--- start Entries provided ---
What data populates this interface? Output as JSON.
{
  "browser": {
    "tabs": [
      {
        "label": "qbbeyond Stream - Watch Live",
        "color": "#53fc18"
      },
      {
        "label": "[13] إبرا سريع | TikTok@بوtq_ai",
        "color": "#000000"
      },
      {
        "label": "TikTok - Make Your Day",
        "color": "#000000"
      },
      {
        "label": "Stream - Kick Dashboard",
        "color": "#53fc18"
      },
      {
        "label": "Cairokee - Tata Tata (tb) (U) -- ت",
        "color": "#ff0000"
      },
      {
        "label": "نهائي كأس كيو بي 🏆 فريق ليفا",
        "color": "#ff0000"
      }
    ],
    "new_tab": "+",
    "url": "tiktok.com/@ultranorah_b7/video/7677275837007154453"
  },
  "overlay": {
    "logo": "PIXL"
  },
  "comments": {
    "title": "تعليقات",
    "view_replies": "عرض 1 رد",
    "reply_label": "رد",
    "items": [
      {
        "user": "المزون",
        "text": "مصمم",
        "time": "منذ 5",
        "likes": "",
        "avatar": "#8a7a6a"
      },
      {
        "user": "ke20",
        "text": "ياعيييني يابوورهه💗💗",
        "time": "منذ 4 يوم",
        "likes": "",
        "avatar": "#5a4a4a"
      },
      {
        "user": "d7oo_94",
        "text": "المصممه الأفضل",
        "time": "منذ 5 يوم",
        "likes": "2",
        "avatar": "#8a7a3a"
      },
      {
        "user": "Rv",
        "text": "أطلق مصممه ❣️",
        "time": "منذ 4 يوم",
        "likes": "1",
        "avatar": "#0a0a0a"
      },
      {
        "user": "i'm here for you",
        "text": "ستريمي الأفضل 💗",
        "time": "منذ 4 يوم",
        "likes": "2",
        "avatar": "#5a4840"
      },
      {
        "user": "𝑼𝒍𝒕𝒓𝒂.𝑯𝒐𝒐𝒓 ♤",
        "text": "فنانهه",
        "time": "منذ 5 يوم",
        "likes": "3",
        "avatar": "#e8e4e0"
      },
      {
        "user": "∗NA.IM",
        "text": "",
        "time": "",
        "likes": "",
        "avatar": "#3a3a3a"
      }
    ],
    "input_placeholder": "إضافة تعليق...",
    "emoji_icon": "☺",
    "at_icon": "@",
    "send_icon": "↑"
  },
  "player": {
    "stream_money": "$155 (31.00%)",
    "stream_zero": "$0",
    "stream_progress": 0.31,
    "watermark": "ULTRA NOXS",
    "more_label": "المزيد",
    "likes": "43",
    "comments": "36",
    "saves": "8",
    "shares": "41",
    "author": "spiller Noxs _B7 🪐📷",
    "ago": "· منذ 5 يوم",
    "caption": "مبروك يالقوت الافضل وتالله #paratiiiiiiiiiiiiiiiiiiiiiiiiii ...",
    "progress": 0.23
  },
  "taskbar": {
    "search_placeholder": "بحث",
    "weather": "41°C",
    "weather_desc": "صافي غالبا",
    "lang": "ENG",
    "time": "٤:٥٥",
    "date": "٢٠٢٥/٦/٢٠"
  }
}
--- end Entries provided ---
Restate every record exactly, leaving nothing out.

What data populates this interface? Output as JSON.
{
  "browser": {
    "tabs": [
      {
        "label": "qbbeyond Stream - Watch Live",
        "color": "#53fc18"
      },
      {
        "label": "[13] إبرا سريع | TikTok@بوtq_ai",
        "color": "#000000"
      },
      {
        "label": "TikTok - Make Your Day",
        "color": "#000000"
      },
      {
        "label": "Stream - Kick Dashboard",
        "color": "#53fc18"
      },
      {
        "label": "Cairokee - Tata Tata (tb) (U) -- ت",
        "color": "#ff0000"
      },
      {
        "label": "نهائي كأس كيو بي 🏆 فريق ليفا",
        "color": "#ff0000"
      }
    ],
    "new_tab": "+",
    "url": "tiktok.com/@ultranorah_b7/video/7677275837007154453"
  },
  "overlay": {
    "logo": "PIXL"
  },
  "comments": {
    "title": "تعليقات",
    "view_replies": "عرض 1 رد",
    "reply_label": "رد",
    "items": [
      {
        "user": "المزون",
        "text": "مصمم",
        "time": "منذ 5",
        "likes": "",
        "avatar": "#8a7a6a"
      },
      {
        "user": "ke20",
        "text": "ياعيييني يابوورهه💗💗",
        "time": "منذ 4 يوم",
        "likes": "",
        "avatar": "#5a4a4a"
      },
      {
        "user": "d7oo_94",
        "text": "المصممه الأفضل",
        "time": "منذ 5 يوم",
        "likes": "2",
        "avatar": "#8a7a3a"
      },
      {
        "user": "Rv",
        "text": "أطلق مصممه ❣️",
        "time": "منذ 4 يوم",
        "likes": "1",
        "avatar": "#0a0a0a"
      },
      {
        "user": "i'm here for you",
        "text": "ستريمي الأفضل 💗",
        "time": "منذ 4 يوم",
        "likes": "2",
        "avatar": "#5a4840"
      },
      {
        "user": "𝑼𝒍𝒕𝒓𝒂.𝑯𝒐𝒐𝒓 ♤",
        "text": "فنانهه",
        "time": "منذ 5 يوم",
        "likes": "3",
        "avatar": "#e8e4e0"
      },
      {
        "user": "∗NA.IM",
        "text": "",
        "time": "",
        "likes": "",
        "avatar": "#3a3a3a"
      }
    ],
    "input_placeholder": "إضافة تعليق...",
    "emoji_icon": "☺",
    "at_icon": "@",
    "send_icon": "↑"
  },
  "player": {
    "stream_money": "$155 (31.00%)",
    "stream_zero": "$0",
    "stream_progress": 0.31,
    "watermark": "ULTRA NOXS",
    "more_label": "المزيد",
    "likes": "43",
    "comments": "36",
    "saves": "8",
    "shares": "41",
    "author": "spiller Noxs _B7 🪐📷",
    "ago": "· منذ 5 يوم",
    "caption": "مبروك يالقوت الافضل وتالله #paratiiiiiiiiiiiiiiiiiiiiiiiiii ...",
    "progress": 0.23
  },
  "taskbar": {
    "search_placeholder": "بحث",
    "weather": "41°C",
    "weather_desc": "صافي غالبا",
    "lang": "ENG",
    "time": "٤:٥٥",
    "date": "٢٠٢٥/٦/٢٠"
  }
}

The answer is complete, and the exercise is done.